**THE PROBLEM:** Lift every line from the entries that includes the word "JSON".

**RECORDS SHOWN:**
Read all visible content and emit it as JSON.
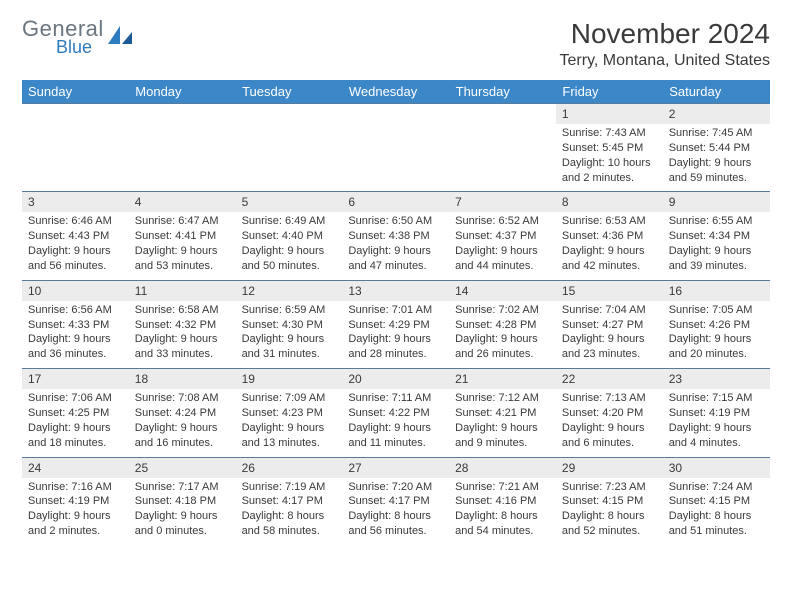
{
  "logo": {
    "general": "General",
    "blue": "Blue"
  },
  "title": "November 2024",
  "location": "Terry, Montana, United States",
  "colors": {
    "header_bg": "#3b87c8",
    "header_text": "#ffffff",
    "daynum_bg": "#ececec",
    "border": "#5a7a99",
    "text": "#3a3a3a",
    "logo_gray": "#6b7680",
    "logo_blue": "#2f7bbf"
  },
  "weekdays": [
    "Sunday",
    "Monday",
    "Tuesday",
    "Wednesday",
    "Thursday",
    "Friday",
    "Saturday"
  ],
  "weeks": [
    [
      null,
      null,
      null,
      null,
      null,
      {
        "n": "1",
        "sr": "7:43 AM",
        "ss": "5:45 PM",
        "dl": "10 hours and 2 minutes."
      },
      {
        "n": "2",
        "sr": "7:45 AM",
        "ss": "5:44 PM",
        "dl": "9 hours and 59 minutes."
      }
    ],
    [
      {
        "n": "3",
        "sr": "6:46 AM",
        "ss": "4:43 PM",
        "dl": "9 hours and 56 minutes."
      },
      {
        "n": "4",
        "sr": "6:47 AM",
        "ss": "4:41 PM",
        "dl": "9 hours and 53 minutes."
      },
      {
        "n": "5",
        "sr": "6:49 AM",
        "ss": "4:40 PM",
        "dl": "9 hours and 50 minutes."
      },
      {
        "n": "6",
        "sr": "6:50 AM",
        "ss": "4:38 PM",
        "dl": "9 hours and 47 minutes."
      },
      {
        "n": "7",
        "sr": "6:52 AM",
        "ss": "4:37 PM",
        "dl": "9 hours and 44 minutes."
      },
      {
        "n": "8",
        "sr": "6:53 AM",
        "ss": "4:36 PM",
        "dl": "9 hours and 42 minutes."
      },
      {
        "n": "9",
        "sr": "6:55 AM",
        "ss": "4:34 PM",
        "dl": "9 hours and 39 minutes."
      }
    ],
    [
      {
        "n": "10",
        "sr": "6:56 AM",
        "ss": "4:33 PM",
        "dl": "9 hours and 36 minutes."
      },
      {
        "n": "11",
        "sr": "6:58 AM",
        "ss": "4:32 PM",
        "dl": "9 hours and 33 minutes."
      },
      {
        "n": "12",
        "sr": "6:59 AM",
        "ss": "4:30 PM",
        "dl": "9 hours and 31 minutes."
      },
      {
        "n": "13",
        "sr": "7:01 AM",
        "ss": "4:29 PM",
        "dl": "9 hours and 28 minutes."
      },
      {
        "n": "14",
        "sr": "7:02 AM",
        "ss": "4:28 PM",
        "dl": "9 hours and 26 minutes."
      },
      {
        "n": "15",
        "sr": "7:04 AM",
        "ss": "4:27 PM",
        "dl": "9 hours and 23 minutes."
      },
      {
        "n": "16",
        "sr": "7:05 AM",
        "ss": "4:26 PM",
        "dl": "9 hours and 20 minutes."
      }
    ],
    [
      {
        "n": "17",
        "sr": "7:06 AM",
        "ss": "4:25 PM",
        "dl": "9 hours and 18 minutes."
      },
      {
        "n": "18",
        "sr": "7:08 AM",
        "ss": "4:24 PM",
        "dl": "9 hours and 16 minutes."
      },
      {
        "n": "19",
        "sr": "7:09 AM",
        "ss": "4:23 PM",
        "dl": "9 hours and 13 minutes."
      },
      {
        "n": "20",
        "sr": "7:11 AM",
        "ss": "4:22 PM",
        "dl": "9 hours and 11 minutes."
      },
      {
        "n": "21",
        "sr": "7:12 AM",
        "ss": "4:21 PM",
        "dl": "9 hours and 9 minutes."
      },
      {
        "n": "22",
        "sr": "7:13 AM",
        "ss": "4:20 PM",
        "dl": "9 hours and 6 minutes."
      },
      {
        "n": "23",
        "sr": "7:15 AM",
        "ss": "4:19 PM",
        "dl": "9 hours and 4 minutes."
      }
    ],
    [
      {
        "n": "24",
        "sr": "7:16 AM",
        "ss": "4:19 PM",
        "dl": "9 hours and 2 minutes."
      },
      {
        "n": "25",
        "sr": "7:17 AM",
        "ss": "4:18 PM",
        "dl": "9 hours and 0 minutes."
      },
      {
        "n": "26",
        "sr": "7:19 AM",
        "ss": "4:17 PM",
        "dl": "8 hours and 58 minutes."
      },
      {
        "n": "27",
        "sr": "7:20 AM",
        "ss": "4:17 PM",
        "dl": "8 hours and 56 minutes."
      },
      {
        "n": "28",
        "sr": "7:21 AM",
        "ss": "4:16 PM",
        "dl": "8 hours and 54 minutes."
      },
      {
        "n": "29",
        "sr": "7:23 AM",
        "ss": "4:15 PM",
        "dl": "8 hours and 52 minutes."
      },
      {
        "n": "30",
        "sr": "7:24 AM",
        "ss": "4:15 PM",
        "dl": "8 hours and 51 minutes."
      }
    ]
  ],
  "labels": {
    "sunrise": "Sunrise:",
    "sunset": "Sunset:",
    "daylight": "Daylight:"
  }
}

* * *

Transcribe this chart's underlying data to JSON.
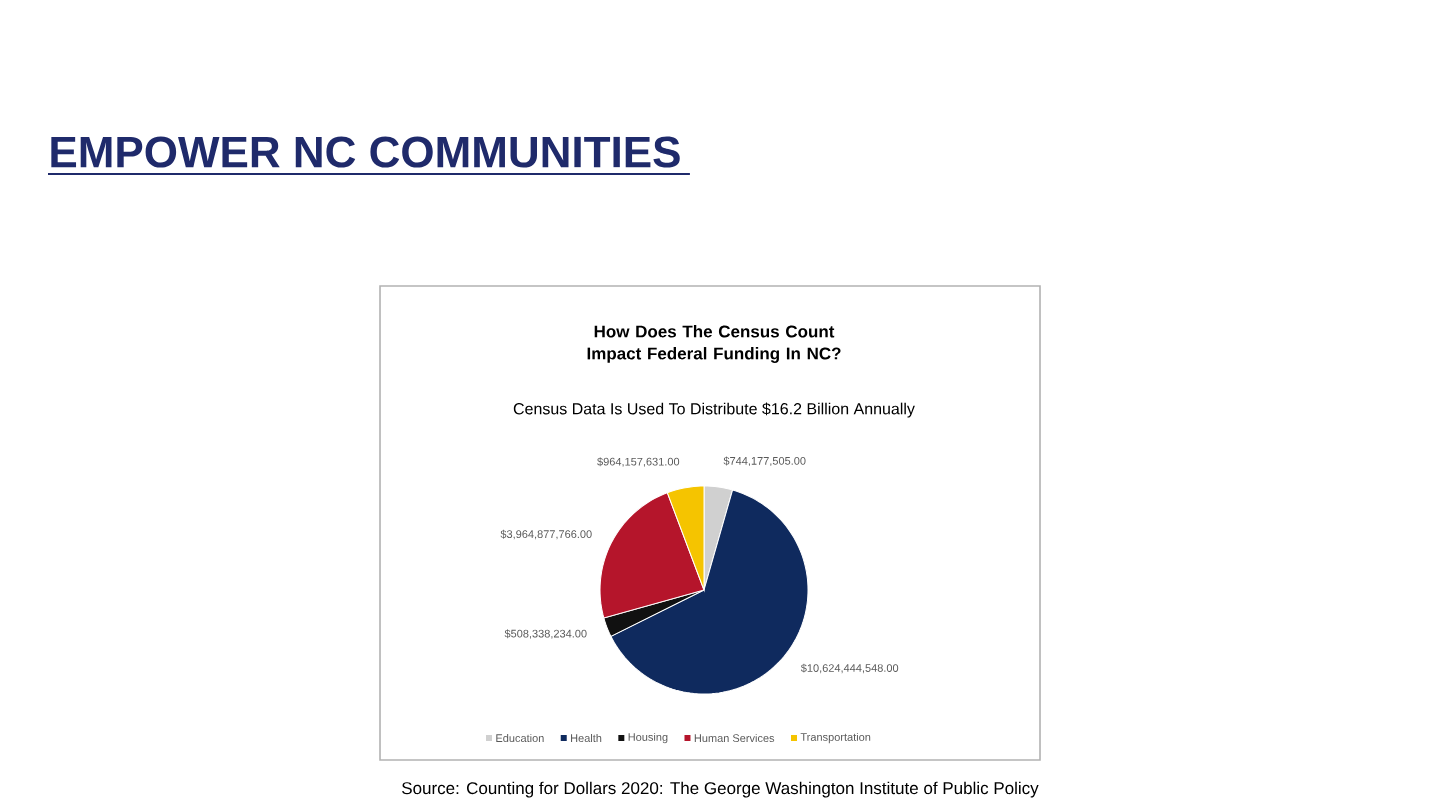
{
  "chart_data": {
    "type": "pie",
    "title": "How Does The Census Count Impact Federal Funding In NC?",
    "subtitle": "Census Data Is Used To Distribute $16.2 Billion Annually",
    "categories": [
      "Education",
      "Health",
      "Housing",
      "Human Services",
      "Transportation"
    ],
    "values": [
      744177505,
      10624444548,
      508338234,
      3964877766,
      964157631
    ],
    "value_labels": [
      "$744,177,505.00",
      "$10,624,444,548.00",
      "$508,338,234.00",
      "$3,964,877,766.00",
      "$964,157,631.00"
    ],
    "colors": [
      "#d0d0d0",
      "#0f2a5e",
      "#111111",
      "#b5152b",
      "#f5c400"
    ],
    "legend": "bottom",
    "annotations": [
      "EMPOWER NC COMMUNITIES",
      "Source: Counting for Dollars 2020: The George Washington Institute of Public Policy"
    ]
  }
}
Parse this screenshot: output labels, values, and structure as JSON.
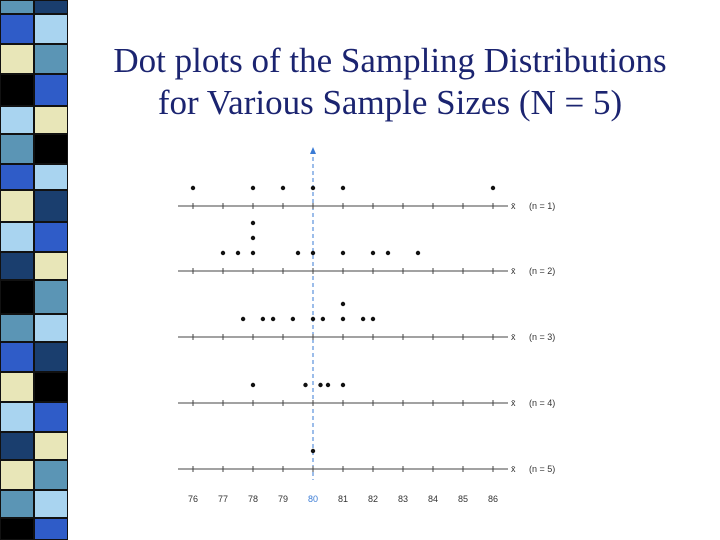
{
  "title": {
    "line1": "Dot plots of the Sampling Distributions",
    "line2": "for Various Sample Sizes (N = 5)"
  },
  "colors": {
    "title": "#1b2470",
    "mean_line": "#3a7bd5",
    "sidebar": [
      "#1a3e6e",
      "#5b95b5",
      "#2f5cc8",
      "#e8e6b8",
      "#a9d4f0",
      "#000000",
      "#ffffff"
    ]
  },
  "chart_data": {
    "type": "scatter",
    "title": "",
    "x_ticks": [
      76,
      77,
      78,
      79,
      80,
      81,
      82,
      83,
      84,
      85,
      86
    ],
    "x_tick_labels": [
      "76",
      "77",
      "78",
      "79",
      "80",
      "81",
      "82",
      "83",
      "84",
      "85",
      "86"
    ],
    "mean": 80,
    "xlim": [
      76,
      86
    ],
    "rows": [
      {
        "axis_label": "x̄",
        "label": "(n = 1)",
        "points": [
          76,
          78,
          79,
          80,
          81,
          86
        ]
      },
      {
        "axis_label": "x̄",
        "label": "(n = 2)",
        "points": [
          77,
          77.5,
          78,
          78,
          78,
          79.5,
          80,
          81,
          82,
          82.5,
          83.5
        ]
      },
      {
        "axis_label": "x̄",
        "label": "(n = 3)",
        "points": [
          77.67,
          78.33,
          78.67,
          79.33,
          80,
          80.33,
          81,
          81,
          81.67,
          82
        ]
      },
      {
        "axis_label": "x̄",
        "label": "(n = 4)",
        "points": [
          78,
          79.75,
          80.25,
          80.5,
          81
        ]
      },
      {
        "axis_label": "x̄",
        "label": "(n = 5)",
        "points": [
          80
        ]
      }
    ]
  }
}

**EXERCISE OUTPUT:**
Read all visible content and emit it as JSON.
Transcribe this chart's underlying data to JSON.
Parse this screenshot: output labels, values, and structure as JSON.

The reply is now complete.